▸ **Work request**
Continue the abstract on calcitriol-mediated hypercalcemia in fungal granulomas from the point where it stops.

Abstract: TH-PO0230
Calcitriol-Mediated Hypercalcemia in Fungal Granulomas: When Steroids Are Not the Answer
Session Information
- Bone and Mineral Metabolism: Clinical Reports and Practice
November 06, 2025 | Location: Exhibit Hall, Convention Center
Abstract Time: 10:00 AM - 12:00 PM
Category: Bone and Mineral Metabolism
- 502 Bone and Mineral Metabolism: Clinical
Authors
- Ali, Huzair, The University of Texas Southwestern Medical Center, Dallas, Texas, United States
- Lederer, Eleanor D., The University of Texas Southwestern Medical Center, Dallas, Texas, United States
Introduction
Cryptococcosis is an opportunistic fungal infection caused by Cryptococcus neoformans, affecting ~2.8% of solid organ transplant recipients. Granulomatous inflammation, a hallmark of cryptococcal infection, can cause hypercalcemia via increased 1α-hydroxylase production in activated macrophages, converting 25-OH Vitamin D to 1,25-(OH)2 Vitamin D (calcitriol). Although glucocorticoids typically suppress this pathway, they may paradoxically worsen it by impairing host immunity and promoting granuloma formation. We present a case where steroid therapy for IgA Nephropathy led to cryptococcosis and subsequent hypercalcemia, ultimately managed with ketoconazole.

▸ **Source information**
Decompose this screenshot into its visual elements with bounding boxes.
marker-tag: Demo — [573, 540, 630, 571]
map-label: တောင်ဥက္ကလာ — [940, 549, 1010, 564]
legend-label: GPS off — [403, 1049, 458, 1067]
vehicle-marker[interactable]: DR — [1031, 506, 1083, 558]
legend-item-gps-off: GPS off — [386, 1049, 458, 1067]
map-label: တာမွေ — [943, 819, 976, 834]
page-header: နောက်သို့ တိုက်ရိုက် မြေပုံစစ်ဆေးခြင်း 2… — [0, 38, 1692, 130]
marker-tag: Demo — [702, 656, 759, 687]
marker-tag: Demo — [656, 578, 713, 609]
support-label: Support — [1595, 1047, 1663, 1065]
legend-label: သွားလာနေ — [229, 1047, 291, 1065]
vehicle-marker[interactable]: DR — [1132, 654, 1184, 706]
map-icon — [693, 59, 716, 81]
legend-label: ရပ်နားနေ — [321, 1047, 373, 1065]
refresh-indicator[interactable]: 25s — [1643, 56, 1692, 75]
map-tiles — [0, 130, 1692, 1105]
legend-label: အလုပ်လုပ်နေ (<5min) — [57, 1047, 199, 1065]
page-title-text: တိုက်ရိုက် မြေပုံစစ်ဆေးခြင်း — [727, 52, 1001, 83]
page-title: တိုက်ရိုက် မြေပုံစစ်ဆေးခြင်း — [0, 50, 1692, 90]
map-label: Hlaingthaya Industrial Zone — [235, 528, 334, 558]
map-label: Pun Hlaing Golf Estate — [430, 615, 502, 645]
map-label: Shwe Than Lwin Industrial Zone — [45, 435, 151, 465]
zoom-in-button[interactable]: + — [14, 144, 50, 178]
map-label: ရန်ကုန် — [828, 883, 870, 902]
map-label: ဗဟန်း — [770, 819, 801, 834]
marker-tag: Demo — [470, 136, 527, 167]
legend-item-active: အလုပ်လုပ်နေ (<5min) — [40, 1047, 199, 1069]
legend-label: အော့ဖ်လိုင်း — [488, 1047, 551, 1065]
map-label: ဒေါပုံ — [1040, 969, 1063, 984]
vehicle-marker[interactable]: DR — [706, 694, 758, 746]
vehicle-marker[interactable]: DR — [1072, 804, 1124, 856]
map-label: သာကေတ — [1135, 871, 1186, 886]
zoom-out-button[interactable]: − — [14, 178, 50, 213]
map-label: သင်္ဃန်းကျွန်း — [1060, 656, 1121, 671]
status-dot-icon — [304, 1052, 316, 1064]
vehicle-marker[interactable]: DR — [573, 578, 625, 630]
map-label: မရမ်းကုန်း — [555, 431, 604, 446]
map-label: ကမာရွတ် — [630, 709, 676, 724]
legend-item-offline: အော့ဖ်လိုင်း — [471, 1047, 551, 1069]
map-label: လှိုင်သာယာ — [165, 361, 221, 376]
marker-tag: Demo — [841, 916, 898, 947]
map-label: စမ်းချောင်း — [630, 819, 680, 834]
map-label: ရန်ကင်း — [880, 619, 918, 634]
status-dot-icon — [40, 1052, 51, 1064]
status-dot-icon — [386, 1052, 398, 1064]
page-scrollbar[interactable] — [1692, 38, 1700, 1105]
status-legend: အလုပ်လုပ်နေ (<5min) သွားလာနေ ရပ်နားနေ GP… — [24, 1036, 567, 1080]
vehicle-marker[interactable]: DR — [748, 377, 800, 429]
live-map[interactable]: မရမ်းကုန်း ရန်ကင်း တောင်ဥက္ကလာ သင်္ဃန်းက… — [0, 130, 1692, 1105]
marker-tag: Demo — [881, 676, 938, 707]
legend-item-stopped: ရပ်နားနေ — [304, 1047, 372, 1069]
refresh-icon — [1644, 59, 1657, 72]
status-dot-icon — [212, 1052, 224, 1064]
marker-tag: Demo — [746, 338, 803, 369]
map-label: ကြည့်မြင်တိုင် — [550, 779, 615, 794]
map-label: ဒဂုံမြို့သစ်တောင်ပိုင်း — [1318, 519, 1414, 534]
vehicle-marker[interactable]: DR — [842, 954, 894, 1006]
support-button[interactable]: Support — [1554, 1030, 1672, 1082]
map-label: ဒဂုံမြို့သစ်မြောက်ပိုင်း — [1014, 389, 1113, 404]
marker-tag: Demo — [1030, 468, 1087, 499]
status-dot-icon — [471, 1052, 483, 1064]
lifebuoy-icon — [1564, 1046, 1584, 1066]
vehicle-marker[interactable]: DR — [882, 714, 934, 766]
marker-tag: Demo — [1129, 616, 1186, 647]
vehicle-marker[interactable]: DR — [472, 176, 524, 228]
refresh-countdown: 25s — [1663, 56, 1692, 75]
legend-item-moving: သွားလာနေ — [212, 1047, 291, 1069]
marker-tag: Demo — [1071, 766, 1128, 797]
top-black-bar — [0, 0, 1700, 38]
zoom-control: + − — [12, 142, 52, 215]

▸ **Output of the task**
Case Description
A 55-year-old man with kidney failure from diabetic nephropathy underwent kidney transplantation. Eight months later, biopsy for proteinuria showed de novo IgA nephropathy, and he was started on prednisone 60 mg daily. Ten weeks later, he presented with fever and tender generalized subcutaneous nodules. Serum cryptococcal antigen titer was >1:2560. Skin biopsy and CSF confirmed cryptococcal organisms. Amphotericin B and flucytosine were initiated; anti-metabolite was discontinued and prednisone tapered. On admission, adjusted calcium was slightly elevated at 10.9 mg/dL, PTH was suppressed (12.4 pg/mL), and 1,25-(OH)2 vitamin D was elevated (103 pg/mL). Despite clinical improvement, adjusted calcium increased to 12.3 mg/dL by day 5. We started Ketoconazole 600 mg daily to inhibit 1α-hydroxylase and augment antifungal activity. Calcium improved to 11 mg/dL by day 3 and normalized by day 20. Repeat calcitriol level had decreased to 19.3 pg/mL. Retrospective staining of the kidney biopsy did not show cryptococcus.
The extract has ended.